Pick out every line holding the string "marker" and copy it.

╭─ Data to process

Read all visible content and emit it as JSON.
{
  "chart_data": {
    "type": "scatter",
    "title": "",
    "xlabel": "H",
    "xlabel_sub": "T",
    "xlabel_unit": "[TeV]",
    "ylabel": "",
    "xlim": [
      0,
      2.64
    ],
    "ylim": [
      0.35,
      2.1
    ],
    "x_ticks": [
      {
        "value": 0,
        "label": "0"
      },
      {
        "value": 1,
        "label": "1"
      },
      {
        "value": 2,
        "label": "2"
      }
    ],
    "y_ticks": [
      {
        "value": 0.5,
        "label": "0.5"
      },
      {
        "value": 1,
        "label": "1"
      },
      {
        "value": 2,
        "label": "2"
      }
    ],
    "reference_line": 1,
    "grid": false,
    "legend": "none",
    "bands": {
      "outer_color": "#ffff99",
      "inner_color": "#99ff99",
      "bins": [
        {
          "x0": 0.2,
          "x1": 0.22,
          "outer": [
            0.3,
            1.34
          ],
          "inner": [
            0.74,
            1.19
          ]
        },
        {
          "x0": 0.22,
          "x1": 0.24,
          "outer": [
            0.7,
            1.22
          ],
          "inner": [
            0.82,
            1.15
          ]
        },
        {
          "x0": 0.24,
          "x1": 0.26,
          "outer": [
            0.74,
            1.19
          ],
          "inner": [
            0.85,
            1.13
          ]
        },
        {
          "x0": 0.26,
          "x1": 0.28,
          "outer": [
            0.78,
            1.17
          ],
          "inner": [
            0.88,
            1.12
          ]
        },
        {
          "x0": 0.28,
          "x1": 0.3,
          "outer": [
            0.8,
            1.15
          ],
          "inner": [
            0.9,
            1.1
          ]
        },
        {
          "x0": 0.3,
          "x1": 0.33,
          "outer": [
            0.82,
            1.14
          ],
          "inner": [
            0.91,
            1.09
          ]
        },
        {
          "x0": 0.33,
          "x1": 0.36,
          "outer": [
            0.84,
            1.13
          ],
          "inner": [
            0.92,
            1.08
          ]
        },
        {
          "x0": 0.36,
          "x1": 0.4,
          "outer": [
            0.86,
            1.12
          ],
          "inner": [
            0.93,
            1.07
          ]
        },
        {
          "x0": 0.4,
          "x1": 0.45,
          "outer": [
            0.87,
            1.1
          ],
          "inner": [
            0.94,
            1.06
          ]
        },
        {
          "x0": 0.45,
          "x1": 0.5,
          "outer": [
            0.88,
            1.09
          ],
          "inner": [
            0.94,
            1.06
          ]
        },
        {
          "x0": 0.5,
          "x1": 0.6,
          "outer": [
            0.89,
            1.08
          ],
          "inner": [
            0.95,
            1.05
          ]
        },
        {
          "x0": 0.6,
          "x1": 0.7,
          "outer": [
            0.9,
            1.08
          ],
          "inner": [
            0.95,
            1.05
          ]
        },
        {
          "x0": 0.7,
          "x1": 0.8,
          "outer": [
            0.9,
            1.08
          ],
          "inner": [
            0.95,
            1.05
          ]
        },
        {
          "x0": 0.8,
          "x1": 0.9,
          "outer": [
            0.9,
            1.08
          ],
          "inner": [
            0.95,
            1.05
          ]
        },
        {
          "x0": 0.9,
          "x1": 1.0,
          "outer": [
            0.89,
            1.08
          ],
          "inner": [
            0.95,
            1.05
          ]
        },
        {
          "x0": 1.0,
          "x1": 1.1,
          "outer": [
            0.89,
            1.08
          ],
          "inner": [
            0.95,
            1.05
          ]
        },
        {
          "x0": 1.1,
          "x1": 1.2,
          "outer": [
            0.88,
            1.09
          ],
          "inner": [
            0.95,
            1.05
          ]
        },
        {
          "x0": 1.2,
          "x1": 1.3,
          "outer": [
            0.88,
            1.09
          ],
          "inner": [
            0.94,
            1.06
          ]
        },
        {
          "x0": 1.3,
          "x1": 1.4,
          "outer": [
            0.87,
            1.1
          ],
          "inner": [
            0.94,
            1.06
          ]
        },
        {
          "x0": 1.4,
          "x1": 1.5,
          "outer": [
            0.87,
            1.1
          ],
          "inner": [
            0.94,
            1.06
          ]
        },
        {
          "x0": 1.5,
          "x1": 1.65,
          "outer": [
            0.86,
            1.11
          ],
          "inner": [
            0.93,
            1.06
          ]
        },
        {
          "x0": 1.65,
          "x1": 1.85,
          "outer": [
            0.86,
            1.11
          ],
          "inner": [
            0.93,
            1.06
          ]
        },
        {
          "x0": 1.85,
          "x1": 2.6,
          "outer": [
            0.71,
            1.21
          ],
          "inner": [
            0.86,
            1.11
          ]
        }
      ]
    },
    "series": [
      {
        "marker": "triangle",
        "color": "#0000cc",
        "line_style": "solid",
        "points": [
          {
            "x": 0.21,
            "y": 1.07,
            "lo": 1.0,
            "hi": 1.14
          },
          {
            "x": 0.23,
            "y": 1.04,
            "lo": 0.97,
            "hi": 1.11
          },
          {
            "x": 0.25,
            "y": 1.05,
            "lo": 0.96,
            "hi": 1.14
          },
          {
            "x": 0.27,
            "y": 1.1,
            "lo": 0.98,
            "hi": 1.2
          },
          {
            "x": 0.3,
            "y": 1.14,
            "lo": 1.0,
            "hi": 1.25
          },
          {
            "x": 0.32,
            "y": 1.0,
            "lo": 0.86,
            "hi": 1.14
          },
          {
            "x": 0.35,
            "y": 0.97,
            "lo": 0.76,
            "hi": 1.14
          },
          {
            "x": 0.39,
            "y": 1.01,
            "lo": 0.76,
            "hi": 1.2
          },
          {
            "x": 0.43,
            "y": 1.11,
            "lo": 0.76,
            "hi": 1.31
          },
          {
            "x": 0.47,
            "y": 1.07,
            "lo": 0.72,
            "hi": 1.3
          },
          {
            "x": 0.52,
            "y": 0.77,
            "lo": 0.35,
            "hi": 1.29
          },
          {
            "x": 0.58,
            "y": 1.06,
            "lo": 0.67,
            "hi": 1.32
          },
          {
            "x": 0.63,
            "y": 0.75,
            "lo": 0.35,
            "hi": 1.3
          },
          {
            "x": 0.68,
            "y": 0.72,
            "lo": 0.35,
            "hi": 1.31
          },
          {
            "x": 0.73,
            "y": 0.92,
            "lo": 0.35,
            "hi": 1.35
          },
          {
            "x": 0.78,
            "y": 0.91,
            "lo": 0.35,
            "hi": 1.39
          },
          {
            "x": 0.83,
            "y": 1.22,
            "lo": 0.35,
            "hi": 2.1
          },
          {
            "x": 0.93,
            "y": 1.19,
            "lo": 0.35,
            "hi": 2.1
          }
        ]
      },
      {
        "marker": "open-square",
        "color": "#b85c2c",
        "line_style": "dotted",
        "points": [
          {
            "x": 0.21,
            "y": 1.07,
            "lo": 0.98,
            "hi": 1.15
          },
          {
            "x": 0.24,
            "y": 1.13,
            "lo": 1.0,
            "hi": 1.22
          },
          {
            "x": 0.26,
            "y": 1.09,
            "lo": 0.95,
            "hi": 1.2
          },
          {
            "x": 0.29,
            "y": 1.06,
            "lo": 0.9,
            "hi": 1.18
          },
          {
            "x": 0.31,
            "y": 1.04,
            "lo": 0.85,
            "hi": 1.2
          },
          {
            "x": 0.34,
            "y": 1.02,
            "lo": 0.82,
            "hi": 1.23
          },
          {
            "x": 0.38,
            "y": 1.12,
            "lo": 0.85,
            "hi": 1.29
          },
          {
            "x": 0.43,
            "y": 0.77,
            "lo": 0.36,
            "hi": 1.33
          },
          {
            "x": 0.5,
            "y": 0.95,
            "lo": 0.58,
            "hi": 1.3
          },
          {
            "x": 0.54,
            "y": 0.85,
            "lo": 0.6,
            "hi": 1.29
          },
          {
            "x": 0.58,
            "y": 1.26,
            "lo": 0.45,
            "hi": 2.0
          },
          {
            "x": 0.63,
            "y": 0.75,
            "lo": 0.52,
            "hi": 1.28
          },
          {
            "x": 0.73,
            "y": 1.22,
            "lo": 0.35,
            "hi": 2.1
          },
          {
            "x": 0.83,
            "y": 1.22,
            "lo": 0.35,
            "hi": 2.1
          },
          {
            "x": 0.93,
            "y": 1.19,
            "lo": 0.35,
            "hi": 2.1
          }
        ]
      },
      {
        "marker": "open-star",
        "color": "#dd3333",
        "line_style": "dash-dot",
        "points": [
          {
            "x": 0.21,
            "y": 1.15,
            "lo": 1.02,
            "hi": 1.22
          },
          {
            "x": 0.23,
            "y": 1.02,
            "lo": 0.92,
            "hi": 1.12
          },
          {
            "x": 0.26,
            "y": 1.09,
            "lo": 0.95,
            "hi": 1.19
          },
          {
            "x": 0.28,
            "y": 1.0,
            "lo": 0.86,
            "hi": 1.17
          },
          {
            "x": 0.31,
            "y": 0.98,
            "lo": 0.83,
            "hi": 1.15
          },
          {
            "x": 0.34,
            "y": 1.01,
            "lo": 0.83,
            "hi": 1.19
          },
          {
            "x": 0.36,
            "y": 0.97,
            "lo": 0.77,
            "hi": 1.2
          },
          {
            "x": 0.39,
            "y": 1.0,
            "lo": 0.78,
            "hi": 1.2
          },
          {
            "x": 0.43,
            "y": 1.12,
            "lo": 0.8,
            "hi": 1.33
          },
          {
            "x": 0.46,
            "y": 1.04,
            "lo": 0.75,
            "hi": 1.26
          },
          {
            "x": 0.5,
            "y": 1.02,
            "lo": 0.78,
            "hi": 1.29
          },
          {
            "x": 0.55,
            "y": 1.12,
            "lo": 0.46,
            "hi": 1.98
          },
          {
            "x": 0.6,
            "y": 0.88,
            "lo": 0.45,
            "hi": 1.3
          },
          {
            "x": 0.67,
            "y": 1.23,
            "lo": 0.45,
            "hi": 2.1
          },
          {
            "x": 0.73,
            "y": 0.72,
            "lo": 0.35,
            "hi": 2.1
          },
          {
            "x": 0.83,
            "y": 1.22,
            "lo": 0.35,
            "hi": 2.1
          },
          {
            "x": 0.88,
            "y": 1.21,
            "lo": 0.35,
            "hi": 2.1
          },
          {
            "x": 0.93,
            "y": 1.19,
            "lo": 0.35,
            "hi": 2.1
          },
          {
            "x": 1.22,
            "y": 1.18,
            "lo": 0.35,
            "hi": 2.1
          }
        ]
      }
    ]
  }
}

╰─

- _Correct output_:
        "marker": "triangle",
        "marker": "open-square",
        "marker": "open-star",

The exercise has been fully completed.